• Task description: Copy each line that has the string "Tisch" somewhere in it.
### Provided entries
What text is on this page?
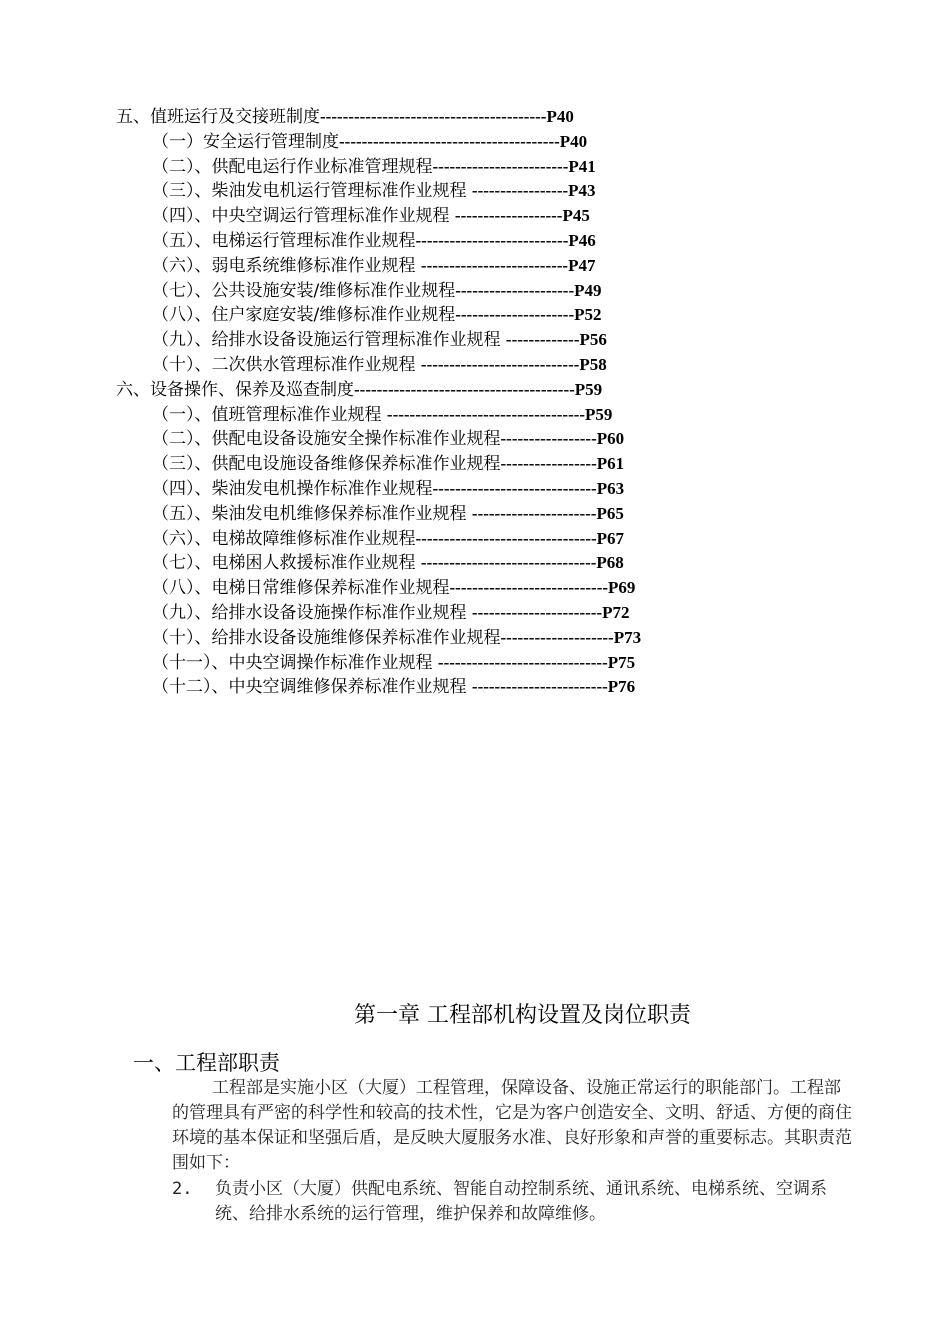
五、值班运行及交接班制度----------------------------------------P40
（一）安全运行管理制度---------------------------------------P40
（二）、供配电运行作业标准管理规程------------------------P41
（三）、柴油发电机运行管理标准作业规程 -----------------P43
（四）、中央空调运行管理标准作业规程 -------------------P45
（五）、电梯运行管理标准作业规程---------------------------P46
（六）、弱电系统维修标准作业规程 --------------------------P47
（七）、公共设施安装/维修标准作业规程---------------------P49
（八）、住户家庭安装/维修标准作业规程---------------------P52
（九）、给排水设备设施运行管理标准作业规程 -------------P56
（十）、二次供水管理标准作业规程 ----------------------------P58
六、设备操作、保养及巡查制度---------------------------------------P59
（一）、值班管理标准作业规程 -----------------------------------P59
（二）、供配电设备设施安全操作标准作业规程-----------------P60
（三）、供配电设施设备维修保养标准作业规程-----------------P61
（四）、柴油发电机操作标准作业规程-----------------------------P63
（五）、柴油发电机维修保养标准作业规程 ----------------------P65
（六）、电梯故障维修标准作业规程--------------------------------P67
（七）、电梯困人救援标准作业规程 -------------------------------P68
（八）、电梯日常维修保养标准作业规程----------------------------P69
（九）、给排水设备设施操作标准作业规程 -----------------------P72
（十）、给排水设备设施维修保养标准作业规程--------------------P73
（十一）、中央空调操作标准作业规程 ------------------------------P75
（十二）、中央空调维修保养标准作业规程 ------------------------P76
第一章 工程部机构设置及岗位职责
一、工程部职责
工程部是实施小区（大厦）工程管理，保障设备、设施正常运行的职能部门。工程部的管理具有严密的科学性和较高的技术性，它是为客户创造安全、文明、舒适、方便的商住环境的基本保证和坚强后盾，是反映大厦服务水准、良好形象和声誉的重要标志。其职责范围如下：
2.	负责小区（大厦）供配电系统、智能自动控制系统、通讯系统、电梯系统、空调系统、给排水系统的运行管理，维护保养和故障维修。
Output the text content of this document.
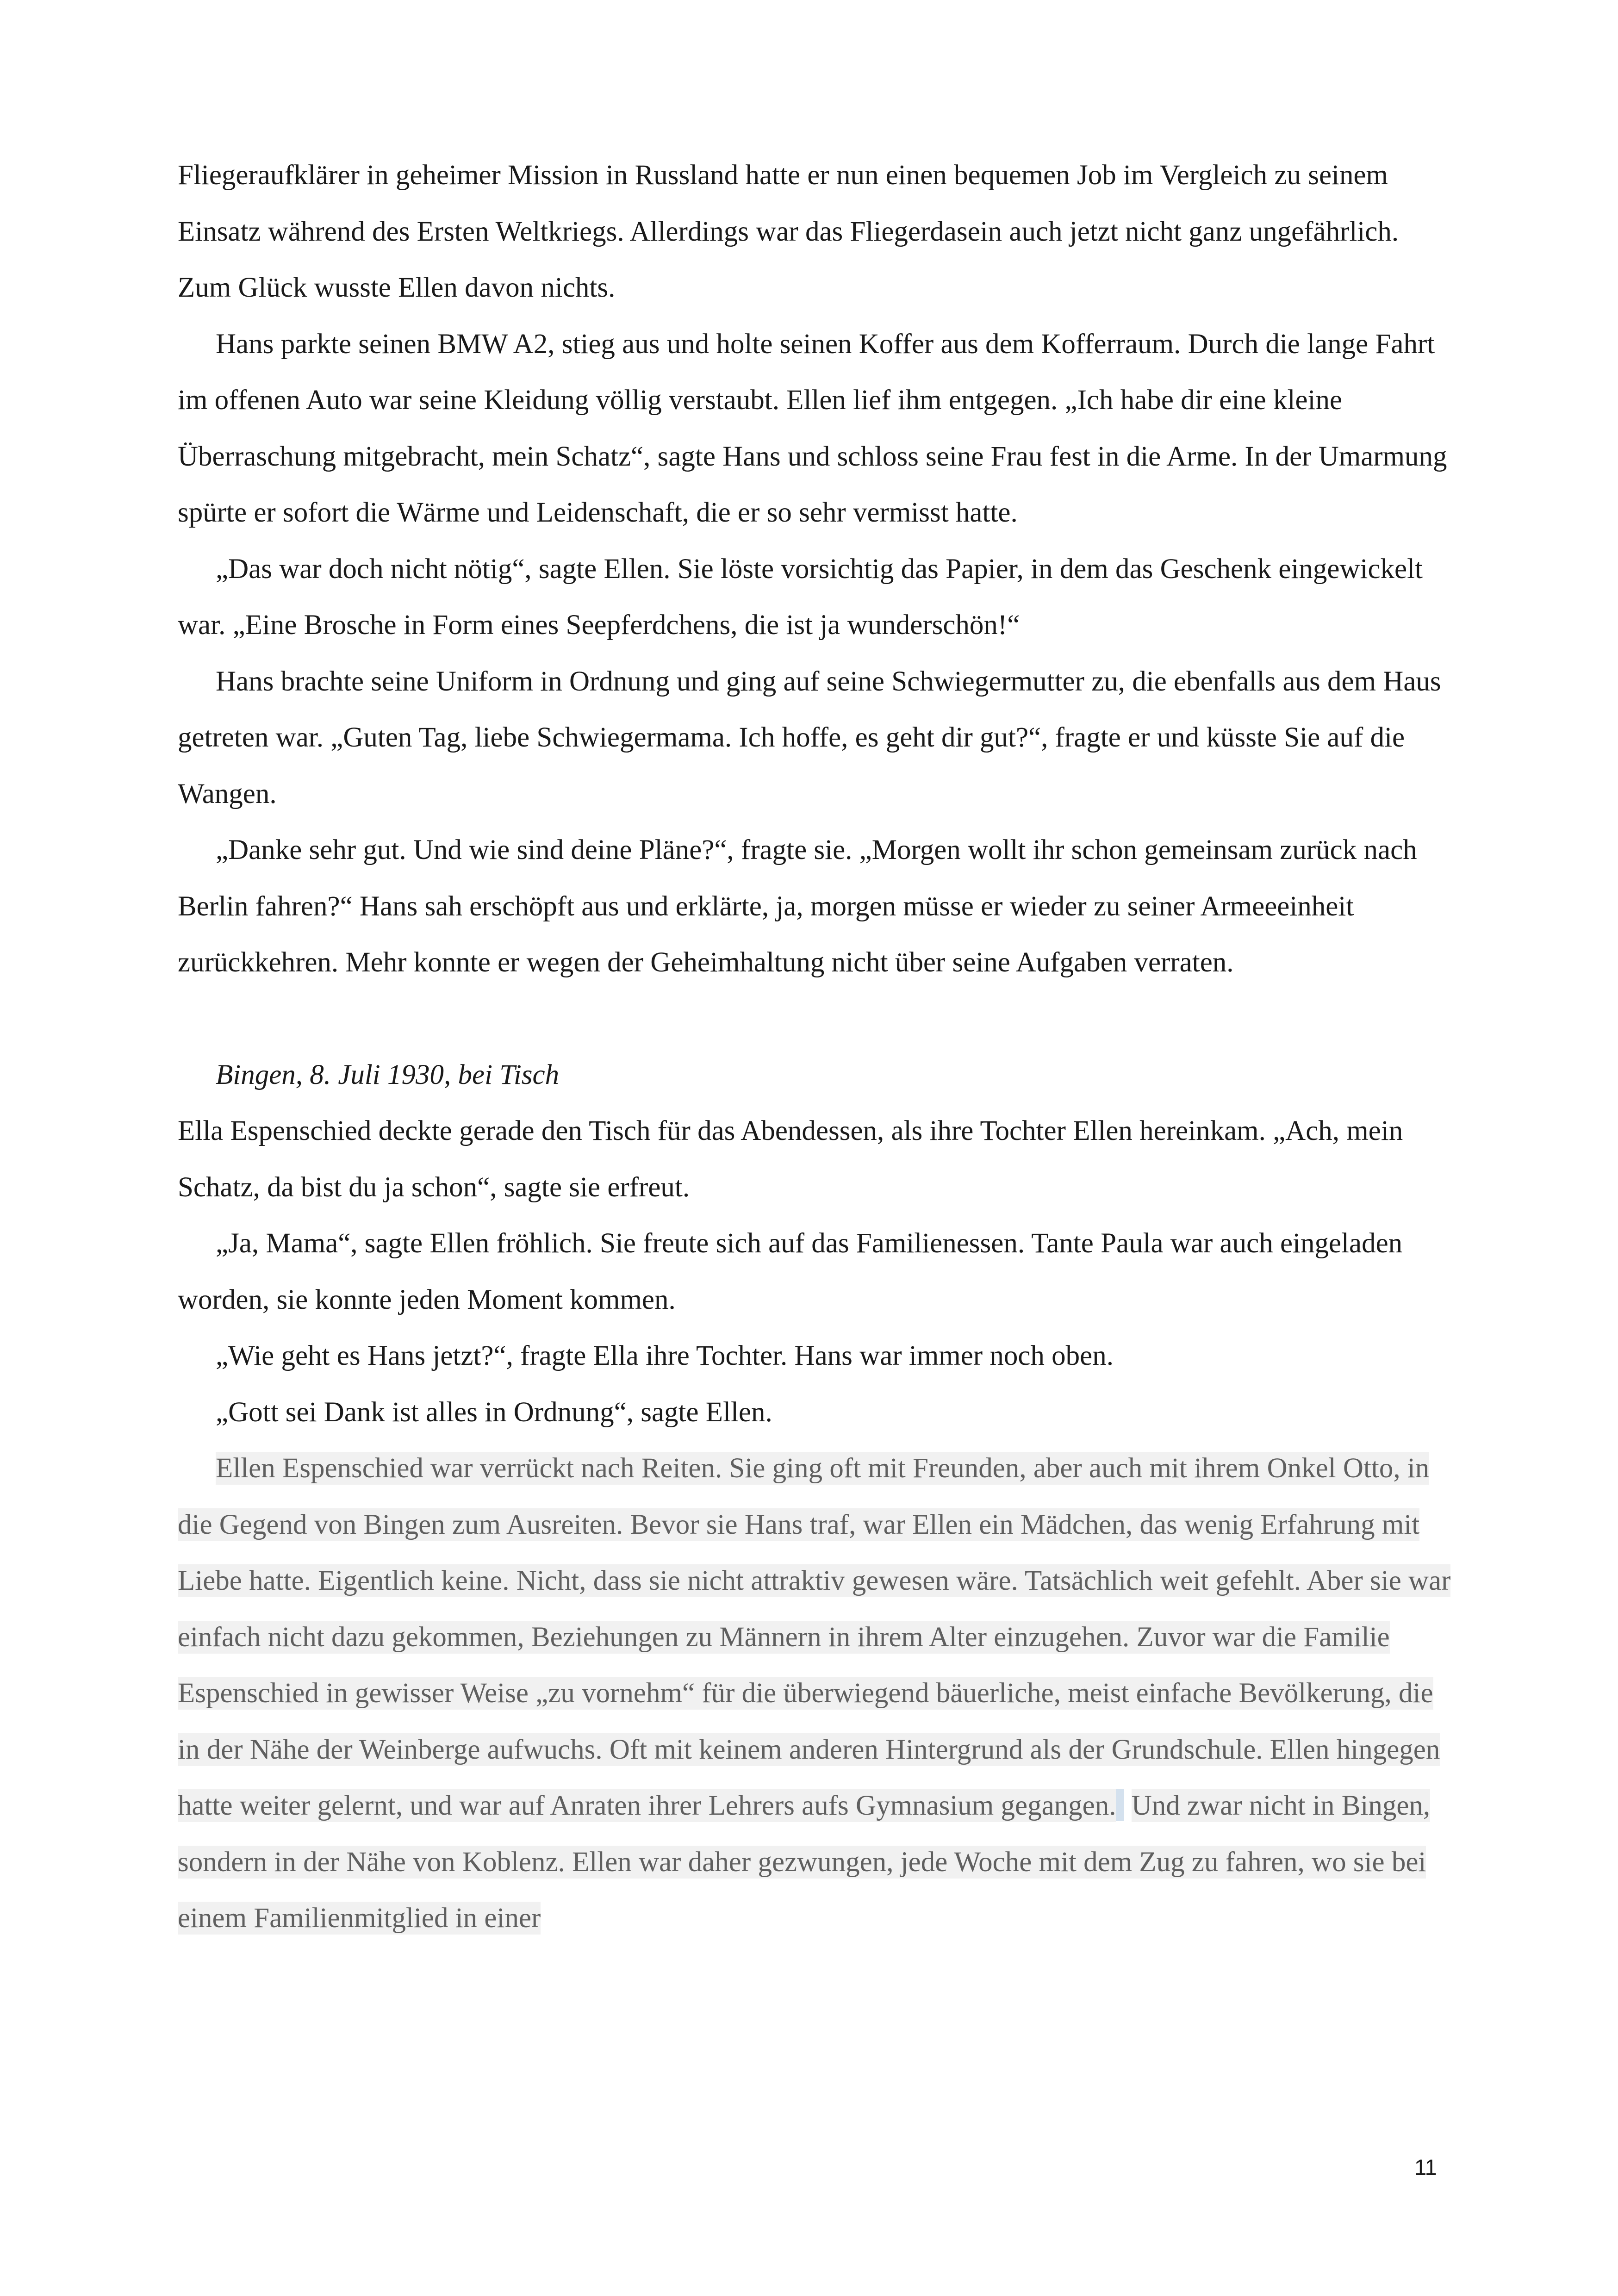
Fliegeraufklärer in geheimer Mission in Russland hatte er nun einen bequemen Job im Vergleich zu seinem Einsatz während des Ersten Weltkriegs. Allerdings war das Fliegerdasein auch jetzt nicht ganz ungefährlich. Zum Glück wusste Ellen davon nichts.

Hans parkte seinen BMW A2, stieg aus und holte seinen Koffer aus dem Kofferraum. Durch die lange Fahrt im offenen Auto war seine Kleidung völlig verstaubt. Ellen lief ihm entgegen. „Ich habe dir eine kleine Überraschung mitgebracht, mein Schatz“, sagte Hans und schloss seine Frau fest in die Arme. In der Umarmung spürte er sofort die Wärme und Leidenschaft, die er so sehr vermisst hatte.

„Das war doch nicht nötig“, sagte Ellen. Sie löste vorsichtig das Papier, in dem das Geschenk eingewickelt war. „Eine Brosche in Form eines Seepferdchens, die ist ja wunderschön!“

Hans brachte seine Uniform in Ordnung und ging auf seine Schwiegermutter zu, die ebenfalls aus dem Haus getreten war. „Guten Tag, liebe Schwiegermama. Ich hoffe, es geht dir gut?“, fragte er und küsste Sie auf die Wangen.

„Danke sehr gut. Und wie sind deine Pläne?“, fragte sie. „Morgen wollt ihr schon gemeinsam zurück nach Berlin fahren?“ Hans sah erschöpft aus und erklärte, ja, morgen müsse er wieder zu seiner Armeeeinheit zurückkehren. Mehr konnte er wegen der Geheimhaltung nicht über seine Aufgaben verraten.

Bingen, 8. Juli 1930, bei Tisch

Ella Espenschied deckte gerade den Tisch für das Abendessen, als ihre Tochter Ellen hereinkam. „Ach, mein Schatz, da bist du ja schon“, sagte sie erfreut.

„Ja, Mama“, sagte Ellen fröhlich. Sie freute sich auf das Familienessen. Tante Paula war auch eingeladen worden, sie konnte jeden Moment kommen.

„Wie geht es Hans jetzt?“, fragte Ella ihre Tochter. Hans war immer noch oben.

„Gott sei Dank ist alles in Ordnung“, sagte Ellen.

Ellen Espenschied war verrückt nach Reiten. Sie ging oft mit Freunden, aber auch mit ihrem Onkel Otto, in die Gegend von Bingen zum Ausreiten. Bevor sie Hans traf, war Ellen ein Mädchen, das wenig Erfahrung mit Liebe hatte. Eigentlich keine. Nicht, dass sie nicht attraktiv gewesen wäre. Tatsächlich weit gefehlt. Aber sie war einfach nicht dazu gekommen, Beziehungen zu Männern in ihrem Alter einzugehen. Zuvor war die Familie Espenschied in gewisser Weise „zu vornehm“ für die überwiegend bäuerliche, meist einfache Bevölkerung, die in der Nähe der Weinberge aufwuchs. Oft mit keinem anderen Hintergrund als der Grundschule. Ellen hingegen hatte weiter gelernt, und war auf Anraten ihrer Lehrers aufs Gymnasium gegangen. Und zwar nicht in Bingen, sondern in der Nähe von Koblenz. Ellen war daher gezwungen, jede Woche mit dem Zug zu fahren, wo sie bei einem Familienmitglied in einer

11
######
• Result of this exercise:
Bingen, 8. Juli 1930, bei Tisch
Ella Espenschied deckte gerade den Tisch für das Abendessen, als ihre Tochter Ellen hereinkam. „Ach, mein Schatz, da bist du ja schon“, sagte sie erfreut.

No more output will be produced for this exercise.